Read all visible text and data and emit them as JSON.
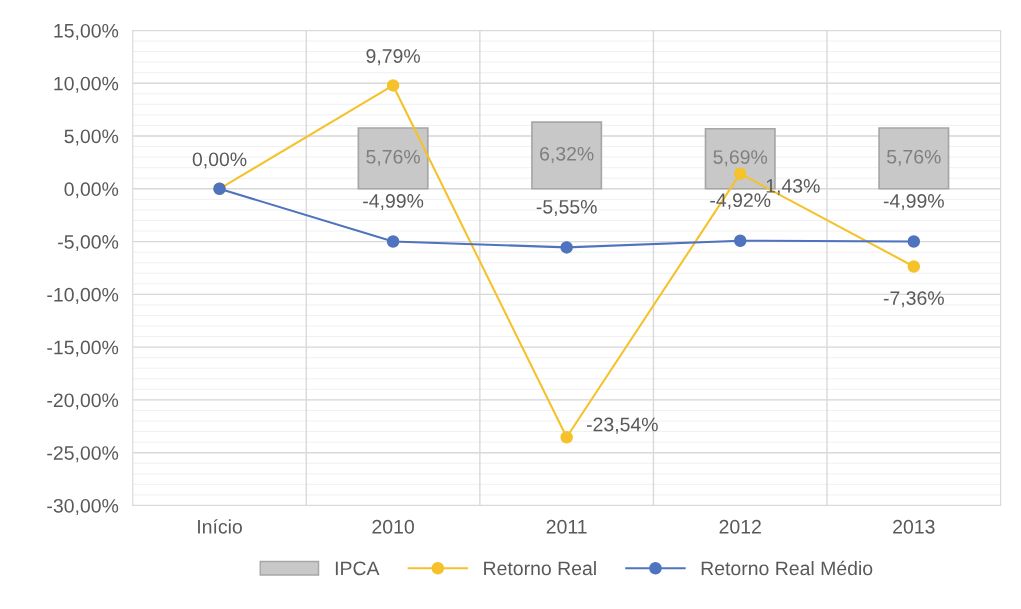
{
  "chart_data": {
    "type": "line",
    "categories": [
      "Início",
      "2010",
      "2011",
      "2012",
      "2013"
    ],
    "series": [
      {
        "name": "IPCA",
        "type": "bar",
        "color": "#c8c8c8",
        "values": [
          null,
          5.76,
          6.32,
          5.69,
          5.76
        ],
        "value_labels": [
          null,
          "5,76%",
          "6,32%",
          "5,69%",
          "5,76%"
        ]
      },
      {
        "name": "Retorno Real",
        "color": "#f5c22b",
        "values": [
          0,
          9.79,
          -23.54,
          1.43,
          -7.36
        ],
        "value_labels": [
          "0,00%",
          "9,79%",
          "-23,54%",
          "1,43%",
          "-7,36%"
        ]
      },
      {
        "name": "Retorno Real Médio",
        "color": "#4f73be",
        "values": [
          0,
          -4.99,
          -5.55,
          -4.92,
          -4.99
        ],
        "value_labels": [
          null,
          "-4,99%",
          "-5,55%",
          "-4,92%",
          "-4,99%"
        ]
      }
    ],
    "ylim": [
      -30,
      15
    ],
    "yticks": [
      {
        "value": -30,
        "label": "-30,00%"
      },
      {
        "value": -25,
        "label": "-25,00%"
      },
      {
        "value": -20,
        "label": "-20,00%"
      },
      {
        "value": -15,
        "label": "-15,00%"
      },
      {
        "value": -10,
        "label": "-10,00%"
      },
      {
        "value": -5,
        "label": "-5,00%"
      },
      {
        "value": 0,
        "label": "0,00%"
      },
      {
        "value": 5,
        "label": "5,00%"
      },
      {
        "value": 10,
        "label": "10,00%"
      },
      {
        "value": 15,
        "label": "15,00%"
      }
    ],
    "grid": true,
    "legend": "bottom",
    "marker": "circle",
    "line_style": "solid"
  }
}
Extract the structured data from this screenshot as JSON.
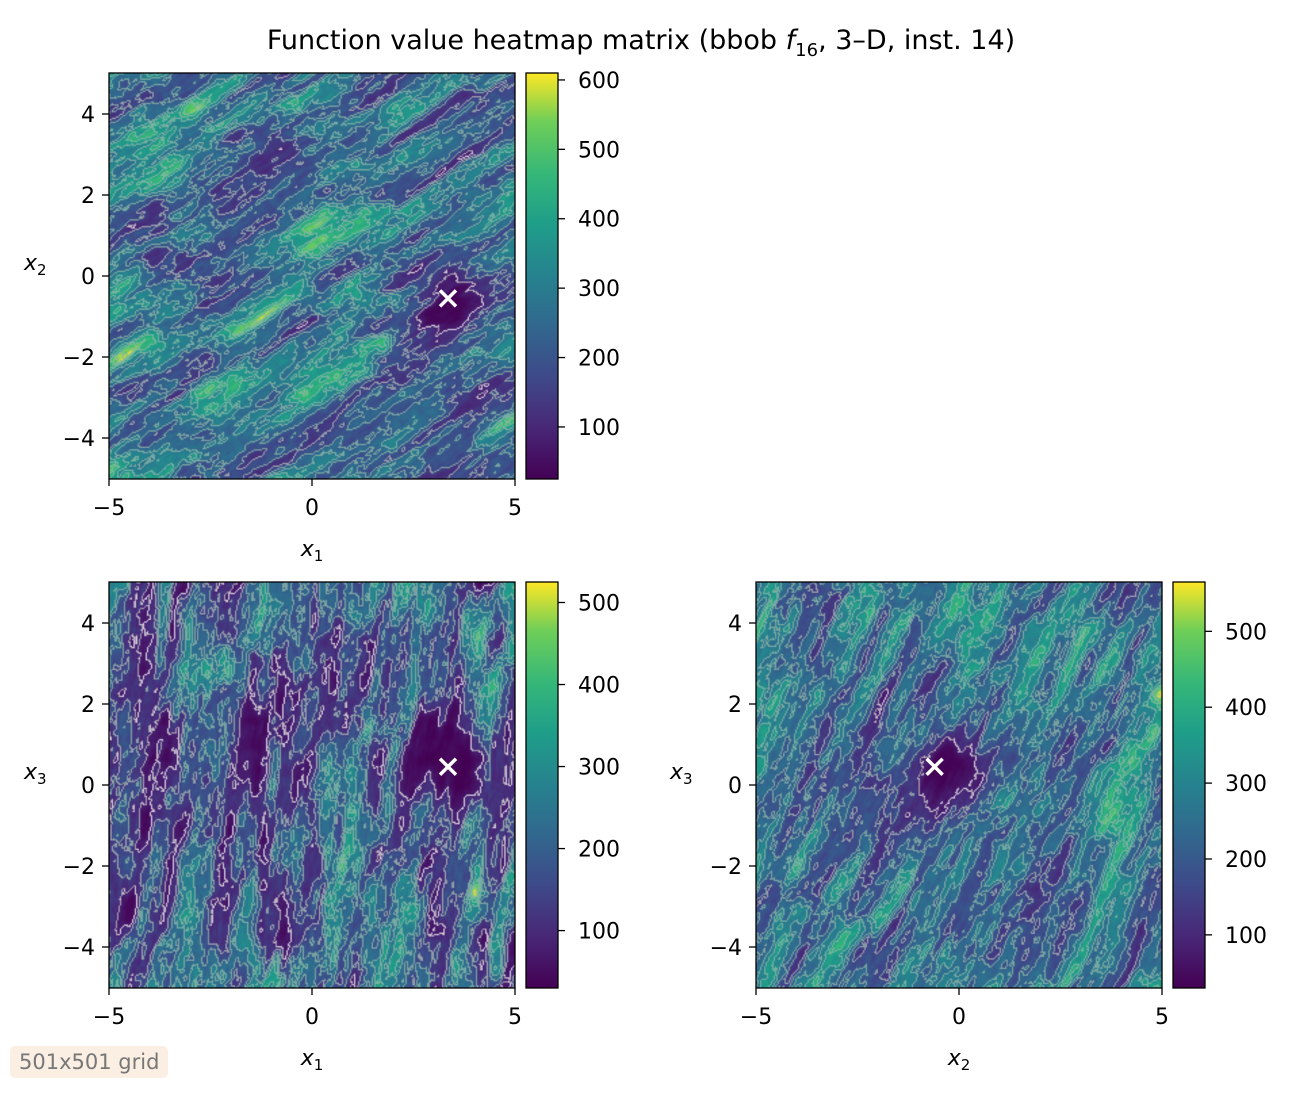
{
  "figure": {
    "title_main": "Function value heatmap matrix (bbob ",
    "title_f": "f",
    "title_sub": "16",
    "title_rest": ", 3–D, inst. 14)",
    "badge": "501x501 grid"
  },
  "colormap": "viridis",
  "contour_colors": [
    "#ffffff",
    "#bdbdbd",
    "#8fb8a8"
  ],
  "marker_color": "#ffffff",
  "chart_data": [
    {
      "type": "heatmap",
      "id": "x1-x2",
      "xlabel": "x",
      "xlabel_sub": "1",
      "ylabel": "x",
      "ylabel_sub": "2",
      "xlim": [
        -5,
        5
      ],
      "ylim": [
        -5,
        5
      ],
      "xticks": [
        -5,
        0,
        5
      ],
      "xtick_labels": [
        "−5",
        "0",
        "5"
      ],
      "yticks": [
        -4,
        -2,
        0,
        2,
        4
      ],
      "ytick_labels": [
        "−4",
        "−2",
        "0",
        "2",
        "4"
      ],
      "colorbar": {
        "min": 25,
        "max": 610,
        "ticks": [
          100,
          200,
          300,
          400,
          500,
          600
        ],
        "tick_labels": [
          "100",
          "200",
          "300",
          "400",
          "500",
          "600"
        ]
      },
      "optimum": {
        "x": 3.35,
        "y": -0.55
      },
      "ridge_direction": 30
    },
    {
      "type": "heatmap",
      "id": "x1-x3",
      "xlabel": "x",
      "xlabel_sub": "1",
      "ylabel": "x",
      "ylabel_sub": "3",
      "xlim": [
        -5,
        5
      ],
      "ylim": [
        -5,
        5
      ],
      "xticks": [
        -5,
        0,
        5
      ],
      "xtick_labels": [
        "−5",
        "0",
        "5"
      ],
      "yticks": [
        -4,
        -2,
        0,
        2,
        4
      ],
      "ytick_labels": [
        "−4",
        "−2",
        "0",
        "2",
        "4"
      ],
      "colorbar": {
        "min": 30,
        "max": 525,
        "ticks": [
          100,
          200,
          300,
          400,
          500
        ],
        "tick_labels": [
          "100",
          "200",
          "300",
          "400",
          "500"
        ]
      },
      "optimum": {
        "x": 3.35,
        "y": 0.45
      },
      "ridge_direction": 80
    },
    {
      "type": "heatmap",
      "id": "x2-x3",
      "xlabel": "x",
      "xlabel_sub": "2",
      "ylabel": "x",
      "ylabel_sub": "3",
      "xlim": [
        -5,
        5
      ],
      "ylim": [
        -5,
        5
      ],
      "xticks": [
        -5,
        0,
        5
      ],
      "xtick_labels": [
        "−5",
        "0",
        "5"
      ],
      "yticks": [
        -4,
        -2,
        0,
        2,
        4
      ],
      "ytick_labels": [
        "−4",
        "−2",
        "0",
        "2",
        "4"
      ],
      "colorbar": {
        "min": 30,
        "max": 565,
        "ticks": [
          100,
          200,
          300,
          400,
          500
        ],
        "tick_labels": [
          "100",
          "200",
          "300",
          "400",
          "500"
        ]
      },
      "optimum": {
        "x": -0.6,
        "y": 0.45
      },
      "ridge_direction": 62
    }
  ]
}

========================

Return the entries unchanged, save for the pictures, which do not belong in the copy.

__Complete output__
Read all visible text and data and emit them as JSON.
{
  "chart_data": {
    "type": "line",
    "categories": [
      "Início",
      "2010",
      "2011",
      "2012",
      "2013"
    ],
    "series": [
      {
        "name": "IPCA",
        "type": "bar",
        "color": "#c8c8c8",
        "values": [
          null,
          5.76,
          6.32,
          5.69,
          5.76
        ],
        "value_labels": [
          null,
          "5,76%",
          "6,32%",
          "5,69%",
          "5,76%"
        ]
      },
      {
        "name": "Retorno Real",
        "color": "#f5c22b",
        "values": [
          0,
          9.79,
          -23.54,
          1.43,
          -7.36
        ],
        "value_labels": [
          "0,00%",
          "9,79%",
          "-23,54%",
          "1,43%",
          "-7,36%"
        ]
      },
      {
        "name": "Retorno Real Médio",
        "color": "#4f73be",
        "values": [
          0,
          -4.99,
          -5.55,
          -4.92,
          -4.99
        ],
        "value_labels": [
          null,
          "-4,99%",
          "-5,55%",
          "-4,92%",
          "-4,99%"
        ]
      }
    ],
    "ylim": [
      -30,
      15
    ],
    "yticks": [
      {
        "value": -30,
        "label": "-30,00%"
      },
      {
        "value": -25,
        "label": "-25,00%"
      },
      {
        "value": -20,
        "label": "-20,00%"
      },
      {
        "value": -15,
        "label": "-15,00%"
      },
      {
        "value": -10,
        "label": "-10,00%"
      },
      {
        "value": -5,
        "label": "-5,00%"
      },
      {
        "value": 0,
        "label": "0,00%"
      },
      {
        "value": 5,
        "label": "5,00%"
      },
      {
        "value": 10,
        "label": "10,00%"
      },
      {
        "value": 15,
        "label": "15,00%"
      }
    ],
    "grid": true,
    "legend": "bottom",
    "marker": "circle",
    "line_style": "solid"
  }
}
Extract the structured data from this screenshot as JSON.
{
  "figure": {
    "title_main": "Function value heatmap matrix (bbob ",
    "title_f": "f",
    "title_sub": "16",
    "title_rest": ", 3–D, inst. 14)",
    "badge": "501x501 grid"
  },
  "colormap": "viridis",
  "contour_colors": [
    "#ffffff",
    "#bdbdbd",
    "#8fb8a8"
  ],
  "marker_color": "#ffffff",
  "chart_data": [
    {
      "type": "heatmap",
      "id": "x1-x2",
      "xlabel": "x",
      "xlabel_sub": "1",
      "ylabel": "x",
      "ylabel_sub": "2",
      "xlim": [
        -5,
        5
      ],
      "ylim": [
        -5,
        5
      ],
      "xticks": [
        -5,
        0,
        5
      ],
      "xtick_labels": [
        "−5",
        "0",
        "5"
      ],
      "yticks": [
        -4,
        -2,
        0,
        2,
        4
      ],
      "ytick_labels": [
        "−4",
        "−2",
        "0",
        "2",
        "4"
      ],
      "colorbar": {
        "min": 25,
        "max": 610,
        "ticks": [
          100,
          200,
          300,
          400,
          500,
          600
        ],
        "tick_labels": [
          "100",
          "200",
          "300",
          "400",
          "500",
          "600"
        ]
      },
      "optimum": {
        "x": 3.35,
        "y": -0.55
      },
      "ridge_direction": 30
    },
    {
      "type": "heatmap",
      "id": "x1-x3",
      "xlabel": "x",
      "xlabel_sub": "1",
      "ylabel": "x",
      "ylabel_sub": "3",
      "xlim": [
        -5,
        5
      ],
      "ylim": [
        -5,
        5
      ],
      "xticks": [
        -5,
        0,
        5
      ],
      "xtick_labels": [
        "−5",
        "0",
        "5"
      ],
      "yticks": [
        -4,
        -2,
        0,
        2,
        4
      ],
      "ytick_labels": [
        "−4",
        "−2",
        "0",
        "2",
        "4"
      ],
      "colorbar": {
        "min": 30,
        "max": 525,
        "ticks": [
          100,
          200,
          300,
          400,
          500
        ],
        "tick_labels": [
          "100",
          "200",
          "300",
          "400",
          "500"
        ]
      },
      "optimum": {
        "x": 3.35,
        "y": 0.45
      },
      "ridge_direction": 80
    },
    {
      "type": "heatmap",
      "id": "x2-x3",
      "xlabel": "x",
      "xlabel_sub": "2",
      "ylabel": "x",
      "ylabel_sub": "3",
      "xlim": [
        -5,
        5
      ],
      "ylim": [
        -5,
        5
      ],
      "xticks": [
        -5,
        0,
        5
      ],
      "xtick_labels": [
        "−5",
        "0",
        "5"
      ],
      "yticks": [
        -4,
        -2,
        0,
        2,
        4
      ],
      "ytick_labels": [
        "−4",
        "−2",
        "0",
        "2",
        "4"
      ],
      "colorbar": {
        "min": 30,
        "max": 565,
        "ticks": [
          100,
          200,
          300,
          400,
          500
        ],
        "tick_labels": [
          "100",
          "200",
          "300",
          "400",
          "500"
        ]
      },
      "optimum": {
        "x": -0.6,
        "y": 0.45
      },
      "ridge_direction": 62
    }
  ]
}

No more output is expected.